**INPUT DATA**
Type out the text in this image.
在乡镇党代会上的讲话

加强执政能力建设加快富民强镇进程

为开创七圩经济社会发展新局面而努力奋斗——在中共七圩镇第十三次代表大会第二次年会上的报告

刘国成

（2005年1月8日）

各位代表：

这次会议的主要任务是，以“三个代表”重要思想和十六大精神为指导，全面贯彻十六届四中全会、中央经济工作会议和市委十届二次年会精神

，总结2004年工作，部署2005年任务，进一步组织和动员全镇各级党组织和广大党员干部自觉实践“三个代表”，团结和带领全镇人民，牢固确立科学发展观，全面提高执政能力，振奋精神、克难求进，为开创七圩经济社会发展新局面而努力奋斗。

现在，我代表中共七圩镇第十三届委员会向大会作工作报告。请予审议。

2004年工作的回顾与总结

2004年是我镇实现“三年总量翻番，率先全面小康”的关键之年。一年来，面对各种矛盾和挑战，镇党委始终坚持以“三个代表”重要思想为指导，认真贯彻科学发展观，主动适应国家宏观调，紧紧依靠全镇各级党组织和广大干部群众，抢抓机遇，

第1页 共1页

**EXERCISE PROMPT**
Filter the records above for "三个代表" and copy every matching line.

**CORRECT RESPONSE**
这次会议的主要任务是，以“三个代表”重要思想和十六大精神为指导，全面贯彻十六届四中全会、中央经济工作会议和市委十届二次年会精神
，总结2004年工作，部署2005年任务，进一步组织和动员全镇各级党组织和广大党员干部自觉实践“三个代表”，团结和带领全镇人民，牢固确立科学发展观，全面提高执政能力，振奋精神、克难求进，为开创七圩经济社会发展新局面而努力奋斗。
2004年是我镇实现“三年总量翻番，率先全面小康”的关键之年。一年来，面对各种矛盾和挑战，镇党委始终坚持以“三个代表”重要思想为指导，认真贯彻科学发展观，主动适应国家宏观调，紧紧依靠全镇各级党组织和广大干部群众，抢抓机遇，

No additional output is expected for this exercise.